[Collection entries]
***

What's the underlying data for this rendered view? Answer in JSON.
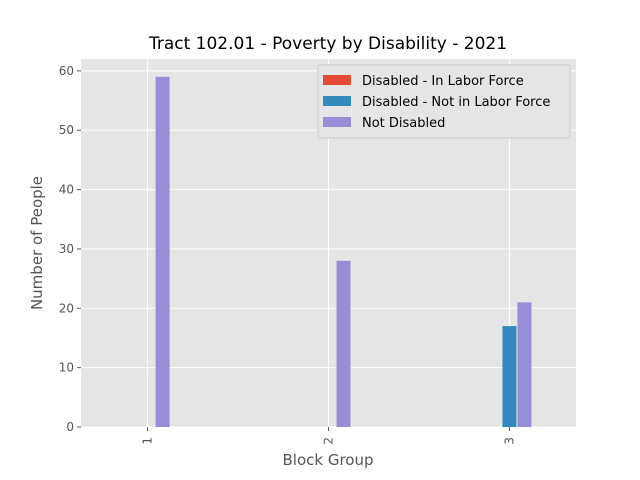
{
  "chart_data": {
    "type": "bar",
    "title": "Tract 102.01 - Poverty by Disability - 2021",
    "xlabel": "Block Group",
    "ylabel": "Number of People",
    "categories": [
      "1",
      "2",
      "3"
    ],
    "ylim": [
      0,
      62
    ],
    "yticks": [
      0,
      10,
      20,
      30,
      40,
      50,
      60
    ],
    "grid": true,
    "legend_position": "top-right",
    "series": [
      {
        "name": "Disabled - In Labor Force",
        "color": "#E24A33",
        "values": [
          0,
          0,
          0
        ]
      },
      {
        "name": "Disabled - Not in Labor Force",
        "color": "#348ABD",
        "values": [
          0,
          0,
          17
        ]
      },
      {
        "name": "Not Disabled",
        "color": "#988ED5",
        "values": [
          59,
          28,
          21
        ]
      }
    ]
  }
}
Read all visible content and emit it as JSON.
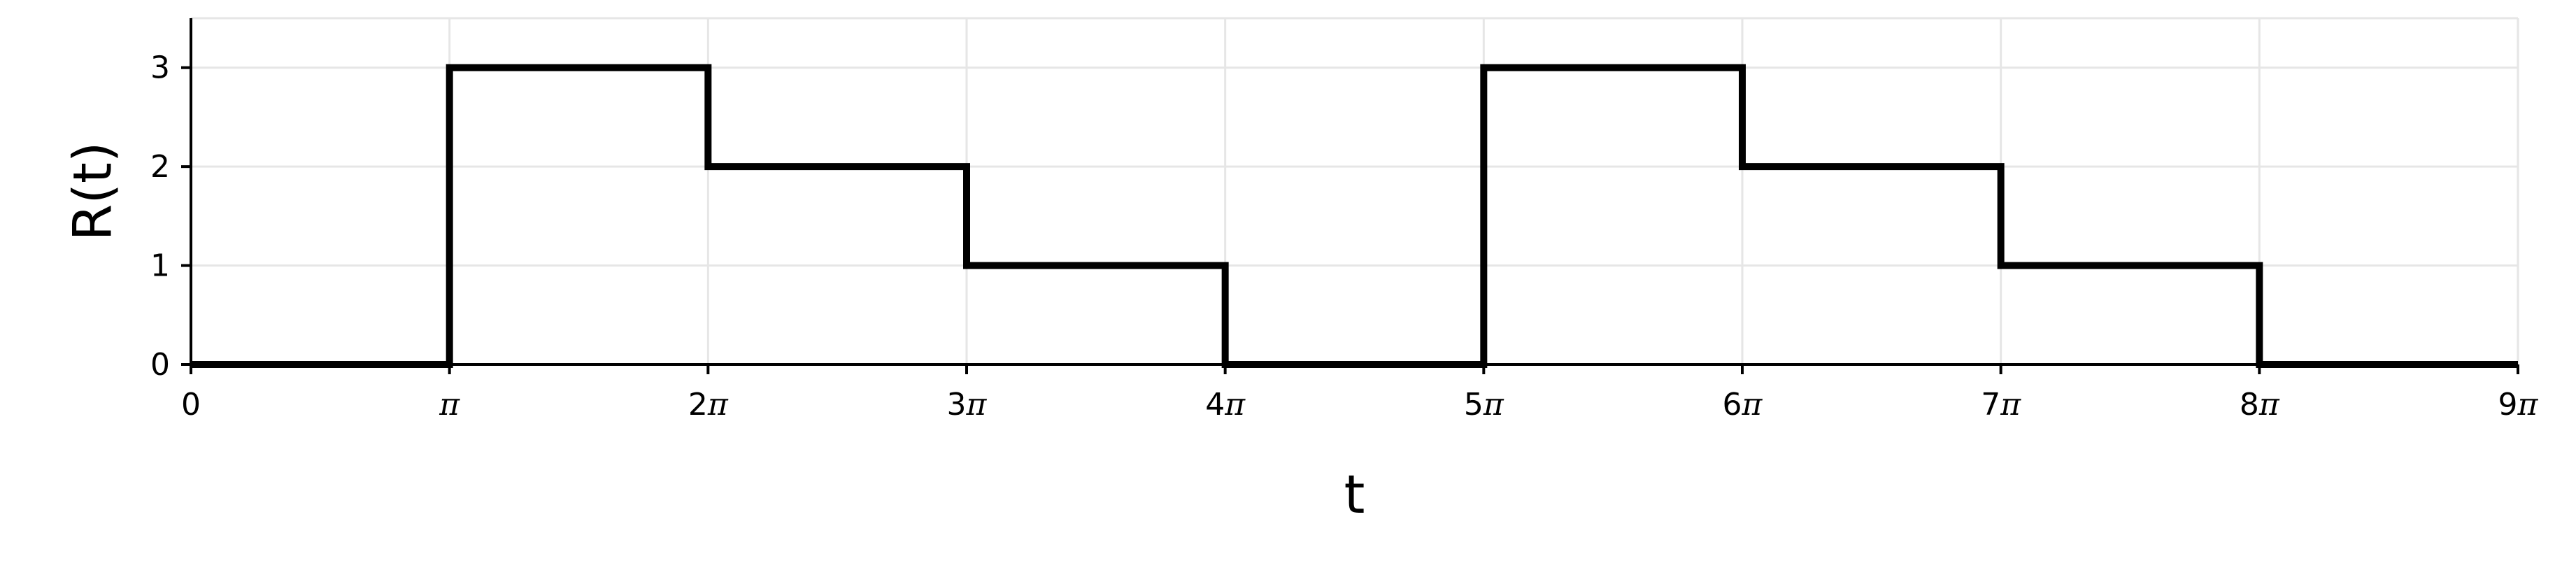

***

### What you need to do
Look through the entries above; copy each line where the string "Force" appears.

### Final result
        "name": "Disabled - In Labor Force",
        "name": "Disabled - Not in Labor Force",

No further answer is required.